__STATED PROBLEM__: Output every line below exactly.
═════ DATA FOR THE TASK
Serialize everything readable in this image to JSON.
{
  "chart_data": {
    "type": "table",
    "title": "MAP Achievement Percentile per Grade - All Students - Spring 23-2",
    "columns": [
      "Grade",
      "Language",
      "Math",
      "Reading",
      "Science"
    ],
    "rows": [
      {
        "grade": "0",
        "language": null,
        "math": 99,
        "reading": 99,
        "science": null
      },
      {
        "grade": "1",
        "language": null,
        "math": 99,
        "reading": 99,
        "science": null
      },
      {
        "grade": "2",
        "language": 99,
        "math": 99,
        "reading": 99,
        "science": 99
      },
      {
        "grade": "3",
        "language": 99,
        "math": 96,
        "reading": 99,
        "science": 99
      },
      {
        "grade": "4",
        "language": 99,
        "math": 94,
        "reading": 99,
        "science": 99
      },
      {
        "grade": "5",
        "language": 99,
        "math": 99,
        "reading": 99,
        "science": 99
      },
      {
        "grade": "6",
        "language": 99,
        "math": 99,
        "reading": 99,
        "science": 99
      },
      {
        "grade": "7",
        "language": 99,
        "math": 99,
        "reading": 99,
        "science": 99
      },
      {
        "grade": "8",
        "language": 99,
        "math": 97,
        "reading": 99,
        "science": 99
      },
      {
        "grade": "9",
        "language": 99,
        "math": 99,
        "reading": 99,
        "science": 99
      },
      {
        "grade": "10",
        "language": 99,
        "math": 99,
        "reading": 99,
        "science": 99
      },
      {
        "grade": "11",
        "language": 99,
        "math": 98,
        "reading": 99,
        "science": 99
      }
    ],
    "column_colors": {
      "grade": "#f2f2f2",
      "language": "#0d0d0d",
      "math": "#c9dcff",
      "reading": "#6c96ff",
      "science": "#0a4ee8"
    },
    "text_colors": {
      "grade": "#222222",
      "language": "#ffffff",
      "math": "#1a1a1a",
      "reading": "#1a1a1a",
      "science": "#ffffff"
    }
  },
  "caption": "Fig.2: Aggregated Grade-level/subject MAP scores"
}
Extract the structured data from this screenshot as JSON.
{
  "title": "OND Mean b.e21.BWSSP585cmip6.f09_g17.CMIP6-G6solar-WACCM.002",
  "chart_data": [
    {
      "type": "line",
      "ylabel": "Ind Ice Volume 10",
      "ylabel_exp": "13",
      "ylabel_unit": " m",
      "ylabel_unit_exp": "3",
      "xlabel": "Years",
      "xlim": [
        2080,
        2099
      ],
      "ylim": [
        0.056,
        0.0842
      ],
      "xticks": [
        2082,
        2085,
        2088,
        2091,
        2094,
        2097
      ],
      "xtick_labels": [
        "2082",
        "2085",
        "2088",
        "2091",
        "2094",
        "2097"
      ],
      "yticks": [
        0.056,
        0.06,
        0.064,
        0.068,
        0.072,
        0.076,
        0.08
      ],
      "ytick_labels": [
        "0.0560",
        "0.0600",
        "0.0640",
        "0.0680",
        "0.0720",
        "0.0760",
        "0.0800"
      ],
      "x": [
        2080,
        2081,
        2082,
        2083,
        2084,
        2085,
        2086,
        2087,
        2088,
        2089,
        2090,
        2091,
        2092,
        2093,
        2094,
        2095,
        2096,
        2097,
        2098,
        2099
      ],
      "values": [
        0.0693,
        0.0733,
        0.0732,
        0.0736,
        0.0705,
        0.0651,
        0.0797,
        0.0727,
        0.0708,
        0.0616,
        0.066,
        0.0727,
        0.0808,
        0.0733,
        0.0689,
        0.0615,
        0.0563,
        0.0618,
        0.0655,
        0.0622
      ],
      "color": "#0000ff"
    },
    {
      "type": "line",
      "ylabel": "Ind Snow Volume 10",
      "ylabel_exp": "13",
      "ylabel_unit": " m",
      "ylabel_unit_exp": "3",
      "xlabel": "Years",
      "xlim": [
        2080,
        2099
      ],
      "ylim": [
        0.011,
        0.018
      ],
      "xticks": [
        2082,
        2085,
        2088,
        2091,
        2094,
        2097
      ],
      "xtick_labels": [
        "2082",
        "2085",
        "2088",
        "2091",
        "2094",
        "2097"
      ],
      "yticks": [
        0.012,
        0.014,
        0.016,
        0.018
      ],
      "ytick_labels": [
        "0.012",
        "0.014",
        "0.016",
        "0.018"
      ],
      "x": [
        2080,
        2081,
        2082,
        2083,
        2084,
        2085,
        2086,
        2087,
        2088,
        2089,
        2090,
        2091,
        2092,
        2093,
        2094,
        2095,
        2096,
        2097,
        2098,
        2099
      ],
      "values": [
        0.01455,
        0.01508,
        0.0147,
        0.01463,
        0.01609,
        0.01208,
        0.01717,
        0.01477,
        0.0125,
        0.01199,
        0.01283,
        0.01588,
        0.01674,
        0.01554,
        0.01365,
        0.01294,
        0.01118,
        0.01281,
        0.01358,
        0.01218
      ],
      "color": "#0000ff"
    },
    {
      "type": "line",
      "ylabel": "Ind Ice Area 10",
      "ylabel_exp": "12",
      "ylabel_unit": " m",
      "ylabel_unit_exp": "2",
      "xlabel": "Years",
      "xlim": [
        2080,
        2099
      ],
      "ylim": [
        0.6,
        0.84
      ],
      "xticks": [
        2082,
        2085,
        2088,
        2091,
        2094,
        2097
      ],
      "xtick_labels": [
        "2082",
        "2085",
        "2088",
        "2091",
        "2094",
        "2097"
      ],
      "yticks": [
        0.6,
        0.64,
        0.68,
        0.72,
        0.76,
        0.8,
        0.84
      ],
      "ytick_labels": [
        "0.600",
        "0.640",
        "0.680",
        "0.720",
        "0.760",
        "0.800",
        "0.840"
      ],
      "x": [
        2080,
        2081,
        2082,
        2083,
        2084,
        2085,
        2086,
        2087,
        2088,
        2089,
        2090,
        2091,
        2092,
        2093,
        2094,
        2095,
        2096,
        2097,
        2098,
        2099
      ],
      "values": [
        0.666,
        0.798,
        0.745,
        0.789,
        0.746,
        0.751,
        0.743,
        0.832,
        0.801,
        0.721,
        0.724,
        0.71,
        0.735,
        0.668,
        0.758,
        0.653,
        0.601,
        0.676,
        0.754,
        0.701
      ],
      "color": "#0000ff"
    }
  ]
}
══════════
__SOLUTION TO THE PROBLEM__:
Serialize everything readable in this image to JSON.
{
  "chart_data": {
    "type": "table",
    "title": "MAP Achievement Percentile per Grade - All Students - Spring 23-2",
    "columns": [
      "Grade",
      "Language",
      "Math",
      "Reading",
      "Science"
    ],
    "rows": [
      {
        "grade": "0",
        "language": null,
        "math": 99,
        "reading": 99,
        "science": null
      },
      {
        "grade": "1",
        "language": null,
        "math": 99,
        "reading": 99,
        "science": null
      },
      {
        "grade": "2",
        "language": 99,
        "math": 99,
        "reading": 99,
        "science": 99
      },
      {
        "grade": "3",
        "language": 99,
        "math": 96,
        "reading": 99,
        "science": 99
      },
      {
        "grade": "4",
        "language": 99,
        "math": 94,
        "reading": 99,
        "science": 99
      },
      {
        "grade": "5",
        "language": 99,
        "math": 99,
        "reading": 99,
        "science": 99
      },
      {
        "grade": "6",
        "language": 99,
        "math": 99,
        "reading": 99,
        "science": 99
      },
      {
        "grade": "7",
        "language": 99,
        "math": 99,
        "reading": 99,
        "science": 99
      },
      {
        "grade": "8",
        "language": 99,
        "math": 97,
        "reading": 99,
        "science": 99
      },
      {
        "grade": "9",
        "language": 99,
        "math": 99,
        "reading": 99,
        "science": 99
      },
      {
        "grade": "10",
        "language": 99,
        "math": 99,
        "reading": 99,
        "science": 99
      },
      {
        "grade": "11",
        "language": 99,
        "math": 98,
        "reading": 99,
        "science": 99
      }
    ],
    "column_colors": {
      "grade": "#f2f2f2",
      "language": "#0d0d0d",
      "math": "#c9dcff",
      "reading": "#6c96ff",
      "science": "#0a4ee8"
    },
    "text_colors": {
      "grade": "#222222",
      "language": "#ffffff",
      "math": "#1a1a1a",
      "reading": "#1a1a1a",
      "science": "#ffffff"
    }
  },
  "caption": "Fig.2: Aggregated Grade-level/subject MAP scores"
}
Extract the structured data from this screenshot as JSON.
{
  "title": "OND Mean b.e21.BWSSP585cmip6.f09_g17.CMIP6-G6solar-WACCM.002",
  "chart_data": [
    {
      "type": "line",
      "ylabel": "Ind Ice Volume 10",
      "ylabel_exp": "13",
      "ylabel_unit": " m",
      "ylabel_unit_exp": "3",
      "xlabel": "Years",
      "xlim": [
        2080,
        2099
      ],
      "ylim": [
        0.056,
        0.0842
      ],
      "xticks": [
        2082,
        2085,
        2088,
        2091,
        2094,
        2097
      ],
      "xtick_labels": [
        "2082",
        "2085",
        "2088",
        "2091",
        "2094",
        "2097"
      ],
      "yticks": [
        0.056,
        0.06,
        0.064,
        0.068,
        0.072,
        0.076,
        0.08
      ],
      "ytick_labels": [
        "0.0560",
        "0.0600",
        "0.0640",
        "0.0680",
        "0.0720",
        "0.0760",
        "0.0800"
      ],
      "x": [
        2080,
        2081,
        2082,
        2083,
        2084,
        2085,
        2086,
        2087,
        2088,
        2089,
        2090,
        2091,
        2092,
        2093,
        2094,
        2095,
        2096,
        2097,
        2098,
        2099
      ],
      "values": [
        0.0693,
        0.0733,
        0.0732,
        0.0736,
        0.0705,
        0.0651,
        0.0797,
        0.0727,
        0.0708,
        0.0616,
        0.066,
        0.0727,
        0.0808,
        0.0733,
        0.0689,
        0.0615,
        0.0563,
        0.0618,
        0.0655,
        0.0622
      ],
      "color": "#0000ff"
    },
    {
      "type": "line",
      "ylabel": "Ind Snow Volume 10",
      "ylabel_exp": "13",
      "ylabel_unit": " m",
      "ylabel_unit_exp": "3",
      "xlabel": "Years",
      "xlim": [
        2080,
        2099
      ],
      "ylim": [
        0.011,
        0.018
      ],
      "xticks": [
        2082,
        2085,
        2088,
        2091,
        2094,
        2097
      ],
      "xtick_labels": [
        "2082",
        "2085",
        "2088",
        "2091",
        "2094",
        "2097"
      ],
      "yticks": [
        0.012,
        0.014,
        0.016,
        0.018
      ],
      "ytick_labels": [
        "0.012",
        "0.014",
        "0.016",
        "0.018"
      ],
      "x": [
        2080,
        2081,
        2082,
        2083,
        2084,
        2085,
        2086,
        2087,
        2088,
        2089,
        2090,
        2091,
        2092,
        2093,
        2094,
        2095,
        2096,
        2097,
        2098,
        2099
      ],
      "values": [
        0.01455,
        0.01508,
        0.0147,
        0.01463,
        0.01609,
        0.01208,
        0.01717,
        0.01477,
        0.0125,
        0.01199,
        0.01283,
        0.01588,
        0.01674,
        0.01554,
        0.01365,
        0.01294,
        0.01118,
        0.01281,
        0.01358,
        0.01218
      ],
      "color": "#0000ff"
    },
    {
      "type": "line",
      "ylabel": "Ind Ice Area 10",
      "ylabel_exp": "12",
      "ylabel_unit": " m",
      "ylabel_unit_exp": "2",
      "xlabel": "Years",
      "xlim": [
        2080,
        2099
      ],
      "ylim": [
        0.6,
        0.84
      ],
      "xticks": [
        2082,
        2085,
        2088,
        2091,
        2094,
        2097
      ],
      "xtick_labels": [
        "2082",
        "2085",
        "2088",
        "2091",
        "2094",
        "2097"
      ],
      "yticks": [
        0.6,
        0.64,
        0.68,
        0.72,
        0.76,
        0.8,
        0.84
      ],
      "ytick_labels": [
        "0.600",
        "0.640",
        "0.680",
        "0.720",
        "0.760",
        "0.800",
        "0.840"
      ],
      "x": [
        2080,
        2081,
        2082,
        2083,
        2084,
        2085,
        2086,
        2087,
        2088,
        2089,
        2090,
        2091,
        2092,
        2093,
        2094,
        2095,
        2096,
        2097,
        2098,
        2099
      ],
      "values": [
        0.666,
        0.798,
        0.745,
        0.789,
        0.746,
        0.751,
        0.743,
        0.832,
        0.801,
        0.721,
        0.724,
        0.71,
        0.735,
        0.668,
        0.758,
        0.653,
        0.601,
        0.676,
        0.754,
        0.701
      ],
      "color": "#0000ff"
    }
  ]
}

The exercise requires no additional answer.